* _Exercise directions_: Return all lines where the word "Solution" can be found.

* _Records for the task_:
+++
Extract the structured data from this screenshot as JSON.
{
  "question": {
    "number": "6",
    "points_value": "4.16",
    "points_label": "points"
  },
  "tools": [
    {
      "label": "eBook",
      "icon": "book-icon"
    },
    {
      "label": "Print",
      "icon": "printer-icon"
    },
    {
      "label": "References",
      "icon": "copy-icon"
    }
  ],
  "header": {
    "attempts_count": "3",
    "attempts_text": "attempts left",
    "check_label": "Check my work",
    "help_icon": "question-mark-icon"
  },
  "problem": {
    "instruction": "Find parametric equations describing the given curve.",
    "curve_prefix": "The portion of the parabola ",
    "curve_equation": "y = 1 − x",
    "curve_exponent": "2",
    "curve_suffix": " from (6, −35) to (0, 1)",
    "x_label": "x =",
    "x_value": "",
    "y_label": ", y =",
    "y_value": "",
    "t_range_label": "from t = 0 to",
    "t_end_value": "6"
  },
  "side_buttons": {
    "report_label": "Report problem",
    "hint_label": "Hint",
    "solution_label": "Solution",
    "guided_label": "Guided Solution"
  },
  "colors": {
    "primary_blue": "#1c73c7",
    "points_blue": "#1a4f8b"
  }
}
+++
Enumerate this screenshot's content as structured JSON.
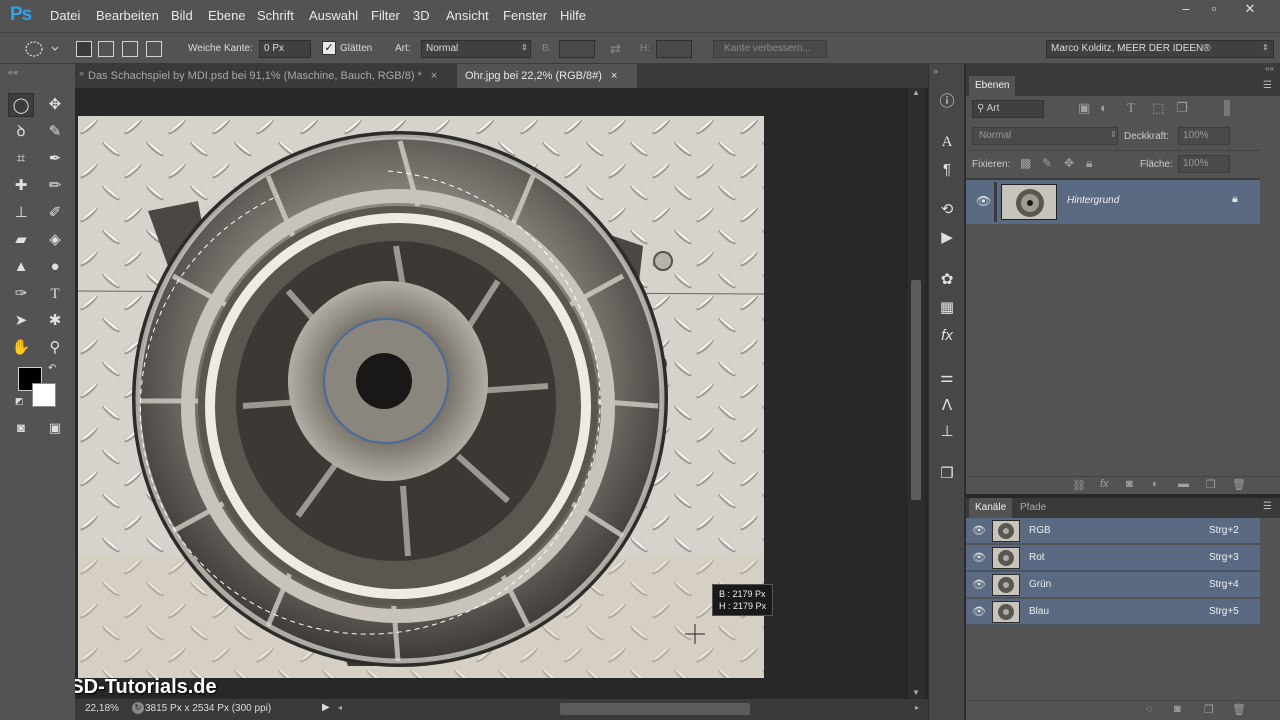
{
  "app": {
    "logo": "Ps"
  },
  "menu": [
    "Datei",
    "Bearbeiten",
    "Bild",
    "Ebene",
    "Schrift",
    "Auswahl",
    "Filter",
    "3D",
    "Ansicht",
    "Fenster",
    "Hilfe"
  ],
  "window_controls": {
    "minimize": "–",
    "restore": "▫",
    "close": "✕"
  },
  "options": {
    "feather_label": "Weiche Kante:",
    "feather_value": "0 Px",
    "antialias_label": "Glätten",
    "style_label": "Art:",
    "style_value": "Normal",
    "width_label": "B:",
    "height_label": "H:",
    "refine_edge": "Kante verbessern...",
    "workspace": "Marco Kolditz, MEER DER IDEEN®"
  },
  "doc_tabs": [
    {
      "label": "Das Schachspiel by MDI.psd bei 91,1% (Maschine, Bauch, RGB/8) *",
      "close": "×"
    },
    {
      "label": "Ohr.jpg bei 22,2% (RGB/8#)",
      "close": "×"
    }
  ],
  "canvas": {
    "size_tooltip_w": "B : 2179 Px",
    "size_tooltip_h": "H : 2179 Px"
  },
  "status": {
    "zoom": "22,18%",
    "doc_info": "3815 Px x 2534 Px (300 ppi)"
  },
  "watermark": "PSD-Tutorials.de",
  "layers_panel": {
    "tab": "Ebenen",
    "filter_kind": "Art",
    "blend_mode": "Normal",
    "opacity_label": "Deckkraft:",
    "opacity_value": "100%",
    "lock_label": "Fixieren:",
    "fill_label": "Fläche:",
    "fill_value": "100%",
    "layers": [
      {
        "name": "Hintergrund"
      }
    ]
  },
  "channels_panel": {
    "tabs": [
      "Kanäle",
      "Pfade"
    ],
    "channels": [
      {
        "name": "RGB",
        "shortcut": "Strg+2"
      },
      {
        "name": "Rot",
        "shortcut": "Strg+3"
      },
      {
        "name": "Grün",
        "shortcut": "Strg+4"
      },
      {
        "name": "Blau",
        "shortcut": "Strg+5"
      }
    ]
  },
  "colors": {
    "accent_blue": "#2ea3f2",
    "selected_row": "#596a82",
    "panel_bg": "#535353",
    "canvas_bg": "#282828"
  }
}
+++
* _Reply_:
    "solution_label": "Solution",
    "guided_label": "Guided Solution"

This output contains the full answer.